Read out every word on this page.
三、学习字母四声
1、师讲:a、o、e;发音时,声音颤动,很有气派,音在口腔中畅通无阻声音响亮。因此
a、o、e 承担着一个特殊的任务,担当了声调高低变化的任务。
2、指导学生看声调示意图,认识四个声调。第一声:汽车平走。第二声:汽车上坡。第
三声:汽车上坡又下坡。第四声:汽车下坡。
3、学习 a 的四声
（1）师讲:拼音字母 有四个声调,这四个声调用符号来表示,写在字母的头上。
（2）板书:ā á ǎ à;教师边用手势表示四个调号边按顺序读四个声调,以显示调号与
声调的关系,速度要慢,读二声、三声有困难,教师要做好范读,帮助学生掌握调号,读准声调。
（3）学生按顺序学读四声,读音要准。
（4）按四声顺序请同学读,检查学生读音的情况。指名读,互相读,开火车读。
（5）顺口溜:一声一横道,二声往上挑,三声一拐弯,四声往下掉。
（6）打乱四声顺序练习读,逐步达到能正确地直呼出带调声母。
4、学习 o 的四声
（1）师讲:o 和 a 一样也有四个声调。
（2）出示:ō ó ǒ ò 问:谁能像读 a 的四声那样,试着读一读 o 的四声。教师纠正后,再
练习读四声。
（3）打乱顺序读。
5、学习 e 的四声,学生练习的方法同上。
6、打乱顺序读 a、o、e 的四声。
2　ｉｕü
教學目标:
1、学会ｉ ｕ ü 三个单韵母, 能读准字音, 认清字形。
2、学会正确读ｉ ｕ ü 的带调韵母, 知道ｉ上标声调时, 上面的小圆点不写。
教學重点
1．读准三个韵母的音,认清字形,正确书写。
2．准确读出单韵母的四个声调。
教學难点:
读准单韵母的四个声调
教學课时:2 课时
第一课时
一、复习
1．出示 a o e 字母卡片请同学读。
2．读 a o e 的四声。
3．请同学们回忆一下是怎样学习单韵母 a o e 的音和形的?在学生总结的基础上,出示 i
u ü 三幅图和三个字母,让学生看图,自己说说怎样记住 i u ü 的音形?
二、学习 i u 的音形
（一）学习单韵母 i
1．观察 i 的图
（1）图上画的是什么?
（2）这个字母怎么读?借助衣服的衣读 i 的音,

Written exercise
Locate the lines above that contain "认清字形" and copy them.

Full response
1、学会ｉ ｕ ü 三个单韵母, 能读准字音, 认清字形。
1．读准三个韵母的音,认清字形,正确书写。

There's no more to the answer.